Quote the data below in full, please, without altering anything.
----- Records for the task -----
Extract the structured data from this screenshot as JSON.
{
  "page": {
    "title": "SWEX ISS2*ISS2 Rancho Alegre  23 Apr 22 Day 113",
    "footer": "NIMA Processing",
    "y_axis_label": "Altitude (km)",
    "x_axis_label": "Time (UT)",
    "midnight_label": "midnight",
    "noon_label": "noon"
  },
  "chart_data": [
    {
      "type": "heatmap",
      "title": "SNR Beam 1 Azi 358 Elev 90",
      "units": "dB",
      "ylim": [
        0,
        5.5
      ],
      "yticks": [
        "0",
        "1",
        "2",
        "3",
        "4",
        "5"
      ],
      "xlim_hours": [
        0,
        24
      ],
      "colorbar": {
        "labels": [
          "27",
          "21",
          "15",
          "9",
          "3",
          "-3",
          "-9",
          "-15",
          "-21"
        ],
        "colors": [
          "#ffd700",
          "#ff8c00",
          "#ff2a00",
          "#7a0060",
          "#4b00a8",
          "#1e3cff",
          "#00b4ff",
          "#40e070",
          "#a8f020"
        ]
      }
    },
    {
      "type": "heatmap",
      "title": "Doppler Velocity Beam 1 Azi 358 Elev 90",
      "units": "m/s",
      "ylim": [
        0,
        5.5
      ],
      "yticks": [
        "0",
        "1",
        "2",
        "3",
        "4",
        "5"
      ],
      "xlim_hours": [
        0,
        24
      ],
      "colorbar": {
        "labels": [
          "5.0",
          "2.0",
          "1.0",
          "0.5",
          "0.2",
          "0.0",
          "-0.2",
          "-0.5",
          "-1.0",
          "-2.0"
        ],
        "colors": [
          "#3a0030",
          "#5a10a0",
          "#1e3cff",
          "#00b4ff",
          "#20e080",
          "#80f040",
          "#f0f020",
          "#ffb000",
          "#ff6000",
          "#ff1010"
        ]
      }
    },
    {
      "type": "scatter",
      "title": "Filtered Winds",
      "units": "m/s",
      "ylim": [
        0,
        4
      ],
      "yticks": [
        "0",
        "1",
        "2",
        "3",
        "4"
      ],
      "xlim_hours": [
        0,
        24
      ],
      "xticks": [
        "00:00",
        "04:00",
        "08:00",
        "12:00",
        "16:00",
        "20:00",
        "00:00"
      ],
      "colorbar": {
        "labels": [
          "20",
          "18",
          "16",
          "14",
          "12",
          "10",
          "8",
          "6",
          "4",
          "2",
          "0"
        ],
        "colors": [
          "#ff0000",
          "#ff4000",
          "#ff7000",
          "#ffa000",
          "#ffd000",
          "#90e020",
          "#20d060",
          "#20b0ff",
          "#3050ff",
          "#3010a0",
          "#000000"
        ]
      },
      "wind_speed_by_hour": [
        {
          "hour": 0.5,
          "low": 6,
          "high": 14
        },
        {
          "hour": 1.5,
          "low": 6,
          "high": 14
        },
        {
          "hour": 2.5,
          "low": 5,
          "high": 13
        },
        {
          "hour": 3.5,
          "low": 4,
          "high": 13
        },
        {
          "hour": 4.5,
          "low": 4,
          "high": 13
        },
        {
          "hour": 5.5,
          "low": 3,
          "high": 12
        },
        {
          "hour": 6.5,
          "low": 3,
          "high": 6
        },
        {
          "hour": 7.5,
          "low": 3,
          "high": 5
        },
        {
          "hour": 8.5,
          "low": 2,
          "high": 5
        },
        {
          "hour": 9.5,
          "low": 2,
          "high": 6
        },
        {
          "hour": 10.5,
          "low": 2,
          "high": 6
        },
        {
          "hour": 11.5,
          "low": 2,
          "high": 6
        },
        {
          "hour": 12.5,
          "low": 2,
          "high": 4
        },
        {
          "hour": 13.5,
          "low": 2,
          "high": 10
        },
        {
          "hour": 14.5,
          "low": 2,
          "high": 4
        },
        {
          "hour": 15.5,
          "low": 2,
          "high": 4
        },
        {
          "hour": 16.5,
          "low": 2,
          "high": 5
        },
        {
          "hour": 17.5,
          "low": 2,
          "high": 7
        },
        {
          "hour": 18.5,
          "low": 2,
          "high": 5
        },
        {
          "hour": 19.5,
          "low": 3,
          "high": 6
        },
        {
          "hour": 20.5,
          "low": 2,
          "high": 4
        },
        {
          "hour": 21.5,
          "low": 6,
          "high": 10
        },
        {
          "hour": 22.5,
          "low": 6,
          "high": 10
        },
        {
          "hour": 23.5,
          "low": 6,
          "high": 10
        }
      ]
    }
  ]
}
-----
▸ **Solution below**
Extract the structured data from this screenshot as JSON.
{
  "page": {
    "title": "SWEX ISS2*ISS2 Rancho Alegre  23 Apr 22 Day 113",
    "footer": "NIMA Processing",
    "y_axis_label": "Altitude (km)",
    "x_axis_label": "Time (UT)",
    "midnight_label": "midnight",
    "noon_label": "noon"
  },
  "chart_data": [
    {
      "type": "heatmap",
      "title": "SNR Beam 1 Azi 358 Elev 90",
      "units": "dB",
      "ylim": [
        0,
        5.5
      ],
      "yticks": [
        "0",
        "1",
        "2",
        "3",
        "4",
        "5"
      ],
      "xlim_hours": [
        0,
        24
      ],
      "colorbar": {
        "labels": [
          "27",
          "21",
          "15",
          "9",
          "3",
          "-3",
          "-9",
          "-15",
          "-21"
        ],
        "colors": [
          "#ffd700",
          "#ff8c00",
          "#ff2a00",
          "#7a0060",
          "#4b00a8",
          "#1e3cff",
          "#00b4ff",
          "#40e070",
          "#a8f020"
        ]
      }
    },
    {
      "type": "heatmap",
      "title": "Doppler Velocity Beam 1 Azi 358 Elev 90",
      "units": "m/s",
      "ylim": [
        0,
        5.5
      ],
      "yticks": [
        "0",
        "1",
        "2",
        "3",
        "4",
        "5"
      ],
      "xlim_hours": [
        0,
        24
      ],
      "colorbar": {
        "labels": [
          "5.0",
          "2.0",
          "1.0",
          "0.5",
          "0.2",
          "0.0",
          "-0.2",
          "-0.5",
          "-1.0",
          "-2.0"
        ],
        "colors": [
          "#3a0030",
          "#5a10a0",
          "#1e3cff",
          "#00b4ff",
          "#20e080",
          "#80f040",
          "#f0f020",
          "#ffb000",
          "#ff6000",
          "#ff1010"
        ]
      }
    },
    {
      "type": "scatter",
      "title": "Filtered Winds",
      "units": "m/s",
      "ylim": [
        0,
        4
      ],
      "yticks": [
        "0",
        "1",
        "2",
        "3",
        "4"
      ],
      "xlim_hours": [
        0,
        24
      ],
      "xticks": [
        "00:00",
        "04:00",
        "08:00",
        "12:00",
        "16:00",
        "20:00",
        "00:00"
      ],
      "colorbar": {
        "labels": [
          "20",
          "18",
          "16",
          "14",
          "12",
          "10",
          "8",
          "6",
          "4",
          "2",
          "0"
        ],
        "colors": [
          "#ff0000",
          "#ff4000",
          "#ff7000",
          "#ffa000",
          "#ffd000",
          "#90e020",
          "#20d060",
          "#20b0ff",
          "#3050ff",
          "#3010a0",
          "#000000"
        ]
      },
      "wind_speed_by_hour": [
        {
          "hour": 0.5,
          "low": 6,
          "high": 14
        },
        {
          "hour": 1.5,
          "low": 6,
          "high": 14
        },
        {
          "hour": 2.5,
          "low": 5,
          "high": 13
        },
        {
          "hour": 3.5,
          "low": 4,
          "high": 13
        },
        {
          "hour": 4.5,
          "low": 4,
          "high": 13
        },
        {
          "hour": 5.5,
          "low": 3,
          "high": 12
        },
        {
          "hour": 6.5,
          "low": 3,
          "high": 6
        },
        {
          "hour": 7.5,
          "low": 3,
          "high": 5
        },
        {
          "hour": 8.5,
          "low": 2,
          "high": 5
        },
        {
          "hour": 9.5,
          "low": 2,
          "high": 6
        },
        {
          "hour": 10.5,
          "low": 2,
          "high": 6
        },
        {
          "hour": 11.5,
          "low": 2,
          "high": 6
        },
        {
          "hour": 12.5,
          "low": 2,
          "high": 4
        },
        {
          "hour": 13.5,
          "low": 2,
          "high": 10
        },
        {
          "hour": 14.5,
          "low": 2,
          "high": 4
        },
        {
          "hour": 15.5,
          "low": 2,
          "high": 4
        },
        {
          "hour": 16.5,
          "low": 2,
          "high": 5
        },
        {
          "hour": 17.5,
          "low": 2,
          "high": 7
        },
        {
          "hour": 18.5,
          "low": 2,
          "high": 5
        },
        {
          "hour": 19.5,
          "low": 3,
          "high": 6
        },
        {
          "hour": 20.5,
          "low": 2,
          "high": 4
        },
        {
          "hour": 21.5,
          "low": 6,
          "high": 10
        },
        {
          "hour": 22.5,
          "low": 6,
          "high": 10
        },
        {
          "hour": 23.5,
          "low": 6,
          "high": 10
        }
      ]
    }
  ]
}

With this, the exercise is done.